- [EXERCISE DIRECTIONS]: Output the entries verbatim, including every line.

- [DATA EXTRACT]:
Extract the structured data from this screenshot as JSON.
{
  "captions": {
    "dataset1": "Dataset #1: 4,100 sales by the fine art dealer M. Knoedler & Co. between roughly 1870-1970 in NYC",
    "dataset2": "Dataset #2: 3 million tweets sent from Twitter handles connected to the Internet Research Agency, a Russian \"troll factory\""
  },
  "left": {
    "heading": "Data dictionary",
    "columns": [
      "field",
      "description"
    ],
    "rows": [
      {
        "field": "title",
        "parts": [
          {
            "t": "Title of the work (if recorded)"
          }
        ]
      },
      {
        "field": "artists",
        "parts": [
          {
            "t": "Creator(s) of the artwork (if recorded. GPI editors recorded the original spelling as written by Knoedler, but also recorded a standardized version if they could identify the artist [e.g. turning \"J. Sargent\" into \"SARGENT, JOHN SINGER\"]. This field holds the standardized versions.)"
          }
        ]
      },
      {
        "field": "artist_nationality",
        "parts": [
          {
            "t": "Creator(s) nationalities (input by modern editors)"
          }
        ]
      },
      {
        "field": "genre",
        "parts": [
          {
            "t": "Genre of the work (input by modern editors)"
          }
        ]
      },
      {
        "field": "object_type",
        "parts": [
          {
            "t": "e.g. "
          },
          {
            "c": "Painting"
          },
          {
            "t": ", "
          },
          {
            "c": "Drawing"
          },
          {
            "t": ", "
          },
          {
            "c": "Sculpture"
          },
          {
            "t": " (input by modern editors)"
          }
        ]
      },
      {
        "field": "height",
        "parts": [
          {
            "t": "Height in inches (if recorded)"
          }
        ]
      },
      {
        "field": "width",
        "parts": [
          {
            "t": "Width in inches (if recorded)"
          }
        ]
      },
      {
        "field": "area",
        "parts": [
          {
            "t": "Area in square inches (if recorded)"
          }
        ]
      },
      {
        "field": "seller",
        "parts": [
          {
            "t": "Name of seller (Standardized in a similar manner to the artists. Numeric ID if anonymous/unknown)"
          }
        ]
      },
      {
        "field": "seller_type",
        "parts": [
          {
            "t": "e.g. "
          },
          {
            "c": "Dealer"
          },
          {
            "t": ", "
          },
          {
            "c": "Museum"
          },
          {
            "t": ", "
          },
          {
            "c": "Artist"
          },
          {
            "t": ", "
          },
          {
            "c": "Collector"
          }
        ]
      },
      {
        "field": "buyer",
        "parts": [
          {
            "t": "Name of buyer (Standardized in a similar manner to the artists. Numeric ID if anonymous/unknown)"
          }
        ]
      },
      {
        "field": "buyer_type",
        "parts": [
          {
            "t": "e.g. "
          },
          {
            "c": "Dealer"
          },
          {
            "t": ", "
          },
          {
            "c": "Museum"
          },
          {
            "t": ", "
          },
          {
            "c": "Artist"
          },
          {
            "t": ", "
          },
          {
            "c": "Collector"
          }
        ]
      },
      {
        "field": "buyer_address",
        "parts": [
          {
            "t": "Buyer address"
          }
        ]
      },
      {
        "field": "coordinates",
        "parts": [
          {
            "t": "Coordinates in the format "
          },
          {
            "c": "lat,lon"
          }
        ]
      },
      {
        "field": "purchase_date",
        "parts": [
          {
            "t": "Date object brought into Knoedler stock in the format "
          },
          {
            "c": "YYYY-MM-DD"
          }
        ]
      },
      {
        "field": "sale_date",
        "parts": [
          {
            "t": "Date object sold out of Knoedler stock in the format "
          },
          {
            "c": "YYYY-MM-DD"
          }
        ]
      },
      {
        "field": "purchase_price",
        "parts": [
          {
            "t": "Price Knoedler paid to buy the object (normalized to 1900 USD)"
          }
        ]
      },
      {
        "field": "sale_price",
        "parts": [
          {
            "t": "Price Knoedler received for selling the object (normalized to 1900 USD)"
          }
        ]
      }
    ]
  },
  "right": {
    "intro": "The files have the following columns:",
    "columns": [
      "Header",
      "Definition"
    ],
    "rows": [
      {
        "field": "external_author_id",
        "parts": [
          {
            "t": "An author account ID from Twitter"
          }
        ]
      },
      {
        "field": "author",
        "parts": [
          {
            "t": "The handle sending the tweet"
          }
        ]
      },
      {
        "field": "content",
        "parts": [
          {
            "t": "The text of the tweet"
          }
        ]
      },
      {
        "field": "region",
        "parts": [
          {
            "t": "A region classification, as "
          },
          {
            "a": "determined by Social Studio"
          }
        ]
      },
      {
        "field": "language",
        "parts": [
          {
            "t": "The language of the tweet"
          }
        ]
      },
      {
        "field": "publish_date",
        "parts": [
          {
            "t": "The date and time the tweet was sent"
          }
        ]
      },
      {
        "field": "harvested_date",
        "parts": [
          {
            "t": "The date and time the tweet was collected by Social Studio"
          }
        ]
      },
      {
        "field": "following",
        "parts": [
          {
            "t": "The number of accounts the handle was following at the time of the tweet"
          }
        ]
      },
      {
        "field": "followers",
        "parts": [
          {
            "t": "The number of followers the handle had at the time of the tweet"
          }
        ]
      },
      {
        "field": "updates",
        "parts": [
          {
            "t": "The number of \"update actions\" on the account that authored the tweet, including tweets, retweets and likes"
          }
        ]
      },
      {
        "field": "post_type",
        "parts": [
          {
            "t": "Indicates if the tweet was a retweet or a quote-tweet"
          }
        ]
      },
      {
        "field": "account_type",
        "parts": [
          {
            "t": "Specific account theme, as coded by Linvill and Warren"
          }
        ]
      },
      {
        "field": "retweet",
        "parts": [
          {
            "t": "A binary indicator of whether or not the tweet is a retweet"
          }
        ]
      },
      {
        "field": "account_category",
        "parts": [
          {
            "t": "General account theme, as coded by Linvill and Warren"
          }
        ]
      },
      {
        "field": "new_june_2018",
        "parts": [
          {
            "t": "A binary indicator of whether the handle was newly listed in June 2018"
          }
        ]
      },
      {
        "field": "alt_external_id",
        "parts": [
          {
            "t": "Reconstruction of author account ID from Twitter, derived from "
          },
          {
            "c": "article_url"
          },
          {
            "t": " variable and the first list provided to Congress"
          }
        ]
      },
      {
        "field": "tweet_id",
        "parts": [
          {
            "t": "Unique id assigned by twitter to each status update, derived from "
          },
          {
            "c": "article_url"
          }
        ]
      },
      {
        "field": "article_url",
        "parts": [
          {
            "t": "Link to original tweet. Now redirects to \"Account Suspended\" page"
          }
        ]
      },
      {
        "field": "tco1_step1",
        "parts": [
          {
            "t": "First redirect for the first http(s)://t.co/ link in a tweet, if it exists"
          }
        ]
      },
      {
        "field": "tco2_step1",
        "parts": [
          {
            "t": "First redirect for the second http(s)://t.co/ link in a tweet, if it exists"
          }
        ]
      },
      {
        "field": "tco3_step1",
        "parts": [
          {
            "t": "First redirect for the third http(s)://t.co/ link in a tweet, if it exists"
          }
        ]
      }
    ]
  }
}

- [ANSWER TO THE EXERCISE]:
Extract the structured data from this screenshot as JSON.
{
  "captions": {
    "dataset1": "Dataset #1: 4,100 sales by the fine art dealer M. Knoedler & Co. between roughly 1870-1970 in NYC",
    "dataset2": "Dataset #2: 3 million tweets sent from Twitter handles connected to the Internet Research Agency, a Russian \"troll factory\""
  },
  "left": {
    "heading": "Data dictionary",
    "columns": [
      "field",
      "description"
    ],
    "rows": [
      {
        "field": "title",
        "parts": [
          {
            "t": "Title of the work (if recorded)"
          }
        ]
      },
      {
        "field": "artists",
        "parts": [
          {
            "t": "Creator(s) of the artwork (if recorded. GPI editors recorded the original spelling as written by Knoedler, but also recorded a standardized version if they could identify the artist [e.g. turning \"J. Sargent\" into \"SARGENT, JOHN SINGER\"]. This field holds the standardized versions.)"
          }
        ]
      },
      {
        "field": "artist_nationality",
        "parts": [
          {
            "t": "Creator(s) nationalities (input by modern editors)"
          }
        ]
      },
      {
        "field": "genre",
        "parts": [
          {
            "t": "Genre of the work (input by modern editors)"
          }
        ]
      },
      {
        "field": "object_type",
        "parts": [
          {
            "t": "e.g. "
          },
          {
            "c": "Painting"
          },
          {
            "t": ", "
          },
          {
            "c": "Drawing"
          },
          {
            "t": ", "
          },
          {
            "c": "Sculpture"
          },
          {
            "t": " (input by modern editors)"
          }
        ]
      },
      {
        "field": "height",
        "parts": [
          {
            "t": "Height in inches (if recorded)"
          }
        ]
      },
      {
        "field": "width",
        "parts": [
          {
            "t": "Width in inches (if recorded)"
          }
        ]
      },
      {
        "field": "area",
        "parts": [
          {
            "t": "Area in square inches (if recorded)"
          }
        ]
      },
      {
        "field": "seller",
        "parts": [
          {
            "t": "Name of seller (Standardized in a similar manner to the artists. Numeric ID if anonymous/unknown)"
          }
        ]
      },
      {
        "field": "seller_type",
        "parts": [
          {
            "t": "e.g. "
          },
          {
            "c": "Dealer"
          },
          {
            "t": ", "
          },
          {
            "c": "Museum"
          },
          {
            "t": ", "
          },
          {
            "c": "Artist"
          },
          {
            "t": ", "
          },
          {
            "c": "Collector"
          }
        ]
      },
      {
        "field": "buyer",
        "parts": [
          {
            "t": "Name of buyer (Standardized in a similar manner to the artists. Numeric ID if anonymous/unknown)"
          }
        ]
      },
      {
        "field": "buyer_type",
        "parts": [
          {
            "t": "e.g. "
          },
          {
            "c": "Dealer"
          },
          {
            "t": ", "
          },
          {
            "c": "Museum"
          },
          {
            "t": ", "
          },
          {
            "c": "Artist"
          },
          {
            "t": ", "
          },
          {
            "c": "Collector"
          }
        ]
      },
      {
        "field": "buyer_address",
        "parts": [
          {
            "t": "Buyer address"
          }
        ]
      },
      {
        "field": "coordinates",
        "parts": [
          {
            "t": "Coordinates in the format "
          },
          {
            "c": "lat,lon"
          }
        ]
      },
      {
        "field": "purchase_date",
        "parts": [
          {
            "t": "Date object brought into Knoedler stock in the format "
          },
          {
            "c": "YYYY-MM-DD"
          }
        ]
      },
      {
        "field": "sale_date",
        "parts": [
          {
            "t": "Date object sold out of Knoedler stock in the format "
          },
          {
            "c": "YYYY-MM-DD"
          }
        ]
      },
      {
        "field": "purchase_price",
        "parts": [
          {
            "t": "Price Knoedler paid to buy the object (normalized to 1900 USD)"
          }
        ]
      },
      {
        "field": "sale_price",
        "parts": [
          {
            "t": "Price Knoedler received for selling the object (normalized to 1900 USD)"
          }
        ]
      }
    ]
  },
  "right": {
    "intro": "The files have the following columns:",
    "columns": [
      "Header",
      "Definition"
    ],
    "rows": [
      {
        "field": "external_author_id",
        "parts": [
          {
            "t": "An author account ID from Twitter"
          }
        ]
      },
      {
        "field": "author",
        "parts": [
          {
            "t": "The handle sending the tweet"
          }
        ]
      },
      {
        "field": "content",
        "parts": [
          {
            "t": "The text of the tweet"
          }
        ]
      },
      {
        "field": "region",
        "parts": [
          {
            "t": "A region classification, as "
          },
          {
            "a": "determined by Social Studio"
          }
        ]
      },
      {
        "field": "language",
        "parts": [
          {
            "t": "The language of the tweet"
          }
        ]
      },
      {
        "field": "publish_date",
        "parts": [
          {
            "t": "The date and time the tweet was sent"
          }
        ]
      },
      {
        "field": "harvested_date",
        "parts": [
          {
            "t": "The date and time the tweet was collected by Social Studio"
          }
        ]
      },
      {
        "field": "following",
        "parts": [
          {
            "t": "The number of accounts the handle was following at the time of the tweet"
          }
        ]
      },
      {
        "field": "followers",
        "parts": [
          {
            "t": "The number of followers the handle had at the time of the tweet"
          }
        ]
      },
      {
        "field": "updates",
        "parts": [
          {
            "t": "The number of \"update actions\" on the account that authored the tweet, including tweets, retweets and likes"
          }
        ]
      },
      {
        "field": "post_type",
        "parts": [
          {
            "t": "Indicates if the tweet was a retweet or a quote-tweet"
          }
        ]
      },
      {
        "field": "account_type",
        "parts": [
          {
            "t": "Specific account theme, as coded by Linvill and Warren"
          }
        ]
      },
      {
        "field": "retweet",
        "parts": [
          {
            "t": "A binary indicator of whether or not the tweet is a retweet"
          }
        ]
      },
      {
        "field": "account_category",
        "parts": [
          {
            "t": "General account theme, as coded by Linvill and Warren"
          }
        ]
      },
      {
        "field": "new_june_2018",
        "parts": [
          {
            "t": "A binary indicator of whether the handle was newly listed in June 2018"
          }
        ]
      },
      {
        "field": "alt_external_id",
        "parts": [
          {
            "t": "Reconstruction of author account ID from Twitter, derived from "
          },
          {
            "c": "article_url"
          },
          {
            "t": " variable and the first list provided to Congress"
          }
        ]
      },
      {
        "field": "tweet_id",
        "parts": [
          {
            "t": "Unique id assigned by twitter to each status update, derived from "
          },
          {
            "c": "article_url"
          }
        ]
      },
      {
        "field": "article_url",
        "parts": [
          {
            "t": "Link to original tweet. Now redirects to \"Account Suspended\" page"
          }
        ]
      },
      {
        "field": "tco1_step1",
        "parts": [
          {
            "t": "First redirect for the first http(s)://t.co/ link in a tweet, if it exists"
          }
        ]
      },
      {
        "field": "tco2_step1",
        "parts": [
          {
            "t": "First redirect for the second http(s)://t.co/ link in a tweet, if it exists"
          }
        ]
      },
      {
        "field": "tco3_step1",
        "parts": [
          {
            "t": "First redirect for the third http(s)://t.co/ link in a tweet, if it exists"
          }
        ]
      }
    ]
  }
}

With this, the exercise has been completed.